** Data provided **
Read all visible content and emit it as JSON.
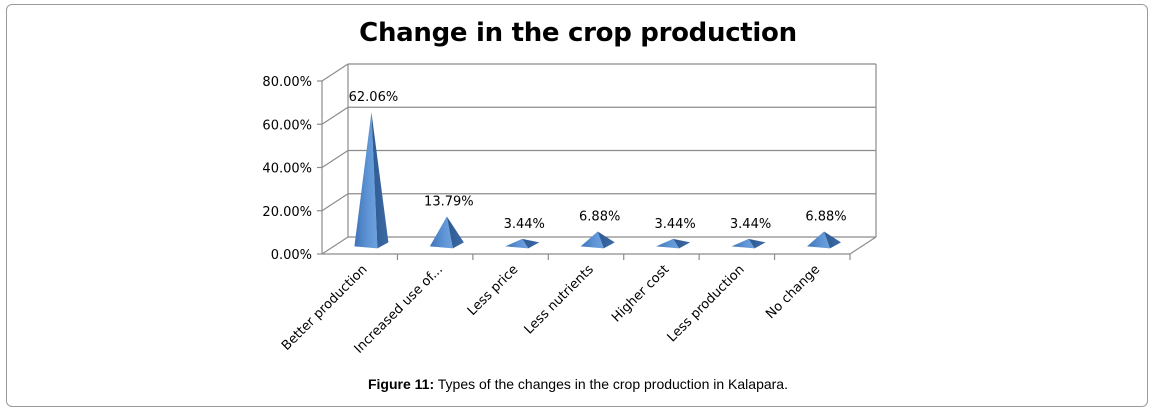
{
  "chart_data": {
    "type": "bar",
    "title": "Change in the crop production",
    "categories": [
      "Better production",
      "Increased use of...",
      "Less price",
      "Less nutrients",
      "Higher cost",
      "Less production",
      "No change"
    ],
    "values": [
      62.06,
      13.79,
      3.44,
      6.88,
      3.44,
      3.44,
      6.88
    ],
    "data_labels": [
      "62.06%",
      "13.79%",
      "3.44%",
      "6.88%",
      "3.44%",
      "3.44%",
      "6.88%"
    ],
    "y_ticks": [
      "0.00%",
      "20.00%",
      "40.00%",
      "60.00%",
      "80.00%"
    ],
    "ylim": [
      0,
      80
    ],
    "grid": true,
    "bar_color": "#4a7ebb",
    "shape": "3d-pyramid"
  },
  "caption": {
    "label": "Figure 11:",
    "text": " Types of the changes in the crop production in Kalapara."
  }
}
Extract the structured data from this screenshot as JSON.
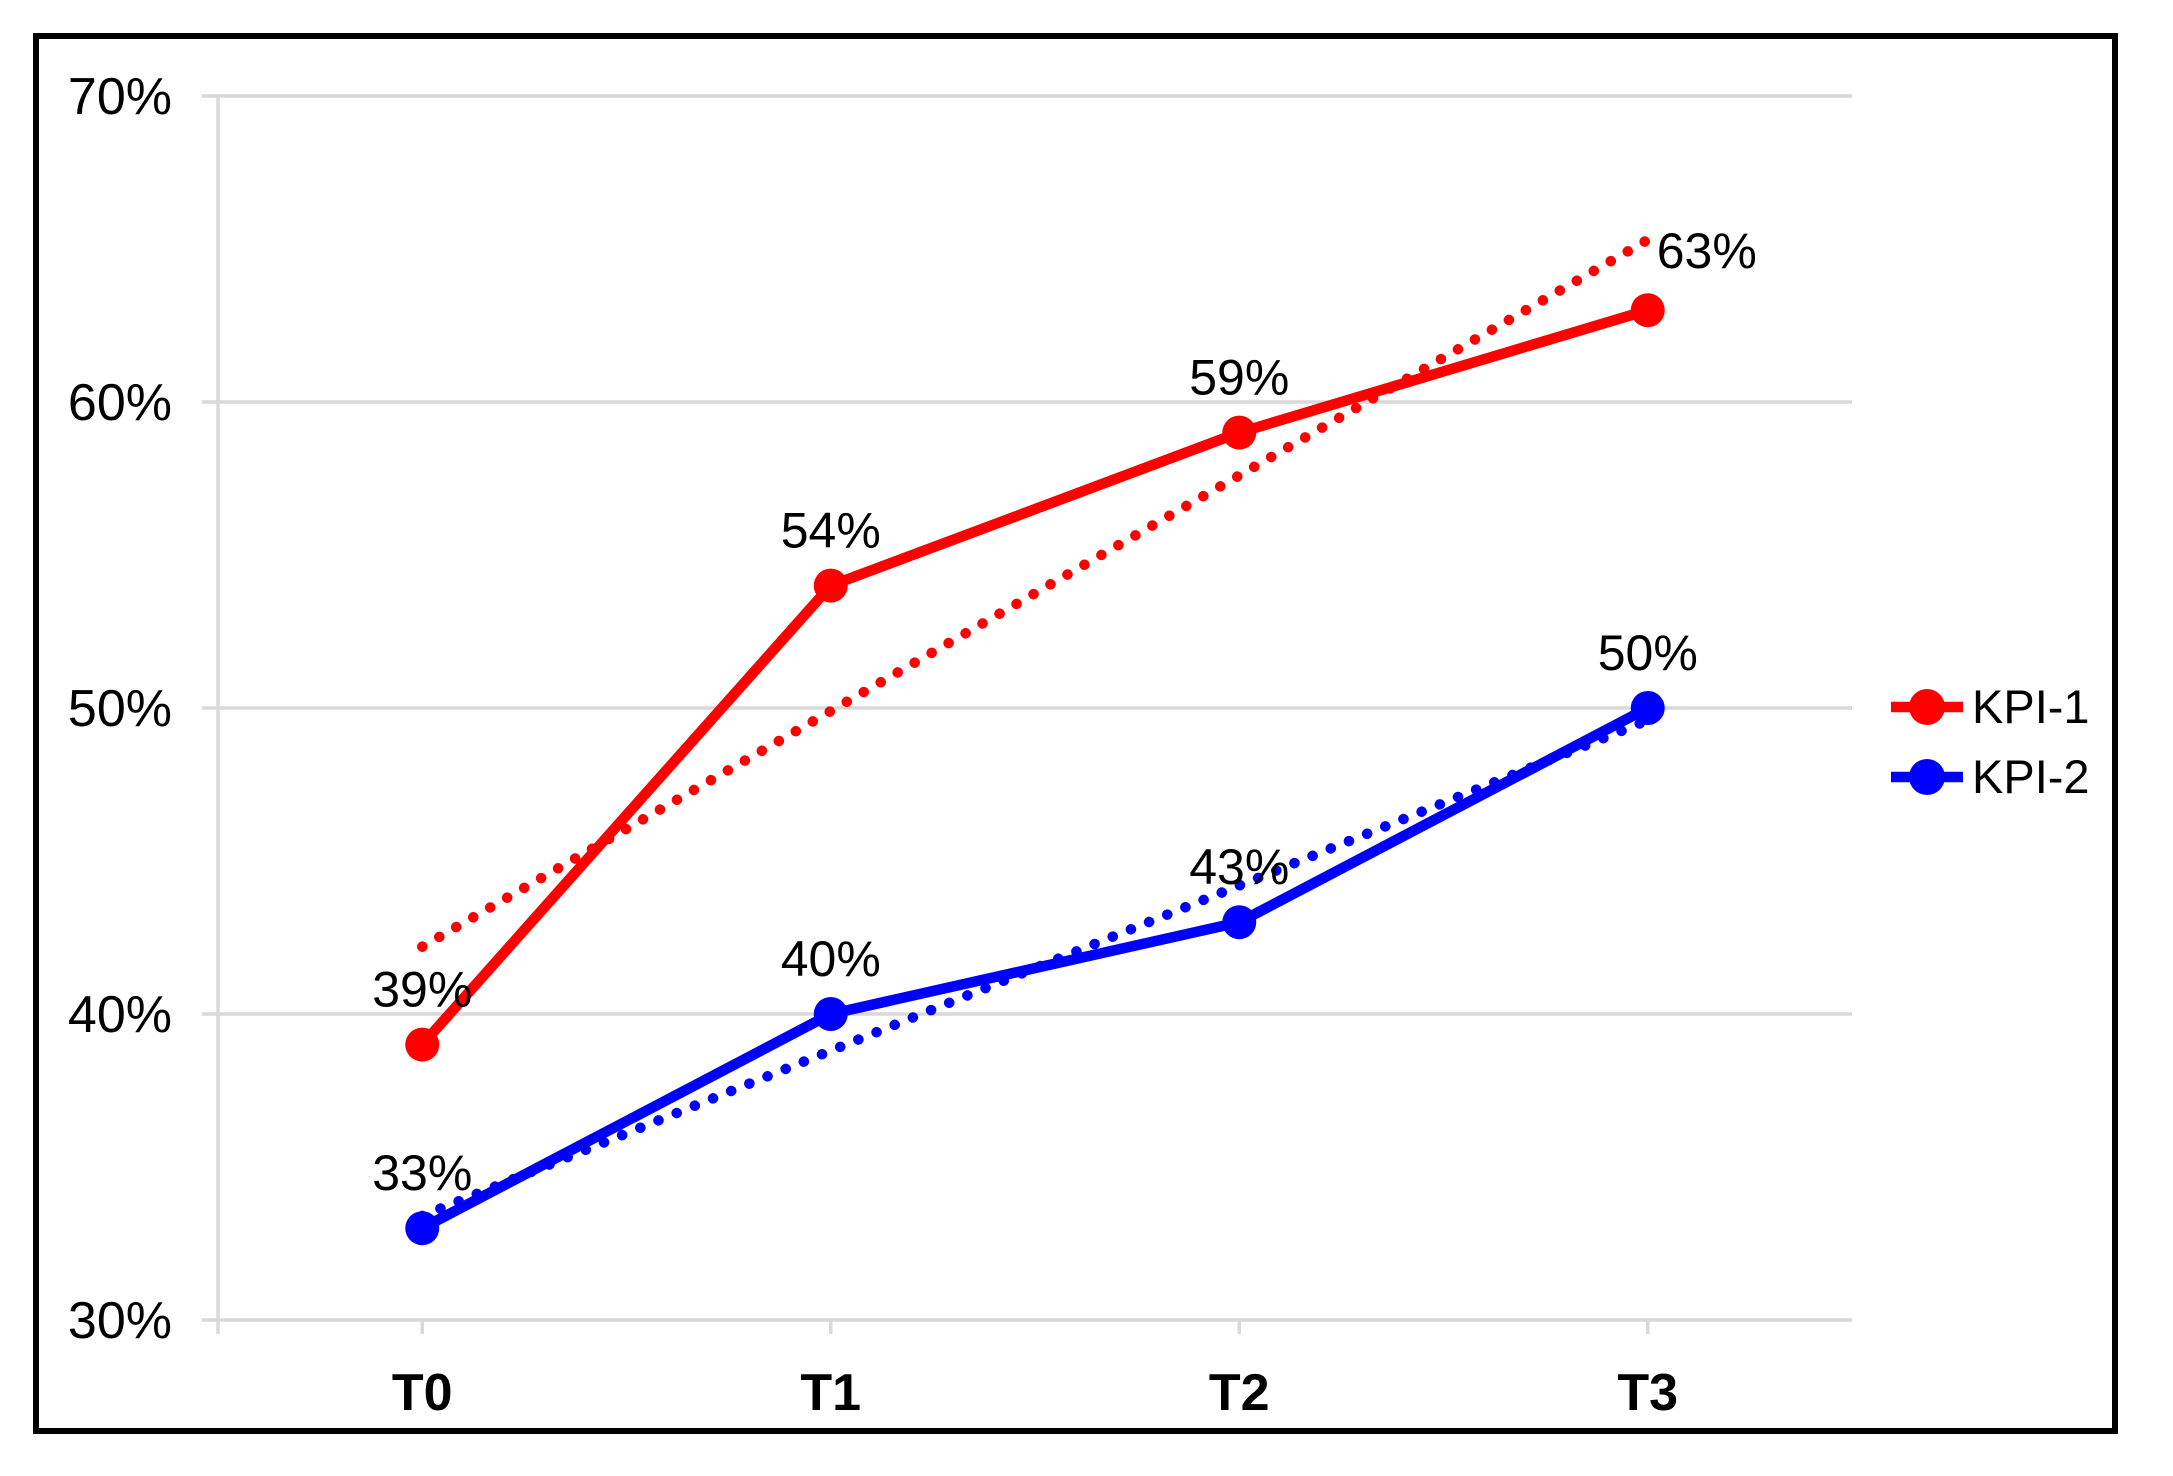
{
  "chart_data": {
    "type": "line",
    "title": "",
    "xlabel": "",
    "ylabel": "",
    "categories": [
      "T0",
      "T1",
      "T2",
      "T3"
    ],
    "series": [
      {
        "name": "KPI-1",
        "color": "#ff0000",
        "values": [
          39,
          54,
          59,
          63
        ],
        "point_labels": [
          "39%",
          "54%",
          "59%",
          "63%"
        ],
        "trendline": "dotted-linear"
      },
      {
        "name": "KPI-2",
        "color": "#0000ff",
        "values": [
          33,
          40,
          43,
          50
        ],
        "point_labels": [
          "33%",
          "40%",
          "43%",
          "50%"
        ],
        "trendline": "dotted-linear"
      }
    ],
    "ylim": [
      30,
      70
    ],
    "yticks": [
      30,
      40,
      50,
      60,
      70
    ],
    "ytick_labels": [
      "30%",
      "40%",
      "50%",
      "60%",
      "70%"
    ],
    "grid": true,
    "legend_position": "right",
    "colors": {
      "gridline": "#d9d9d9",
      "axis": "#d9d9d9",
      "text": "#000000",
      "frame_border": "#000000",
      "background": "#ffffff"
    }
  }
}
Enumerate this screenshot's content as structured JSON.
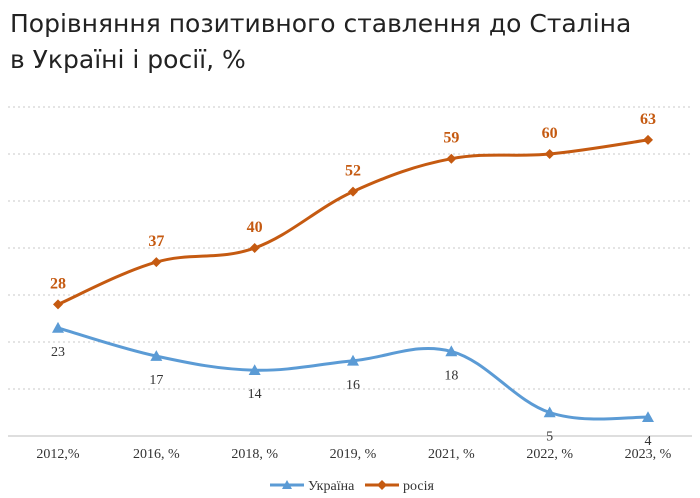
{
  "title_line1": "Порівняння позитивного ставлення до Сталіна",
  "title_line2": "в Україні і росії, %",
  "chart_data": {
    "type": "line",
    "categories": [
      "2012,%",
      "2016, %",
      "2018, %",
      "2019, %",
      "2021, %",
      "2022, %",
      "2023, %"
    ],
    "series": [
      {
        "name": "Україна",
        "values": [
          23,
          17,
          14,
          16,
          18,
          5,
          4
        ],
        "color": "#5b9bd5",
        "marker": "triangle"
      },
      {
        "name": "росія",
        "values": [
          28,
          37,
          40,
          52,
          59,
          60,
          63
        ],
        "color": "#c55a11",
        "marker": "diamond"
      }
    ],
    "ylim": [
      0,
      70
    ],
    "grid": true,
    "legend": "bottom"
  }
}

** What the task requires **
In the entries above, find every line holding the word "structured" and copy it out.

** Answer in full **
Extract the structured data from this screenshot as JSON.
Enumerate this screenshot's content as structured JSON.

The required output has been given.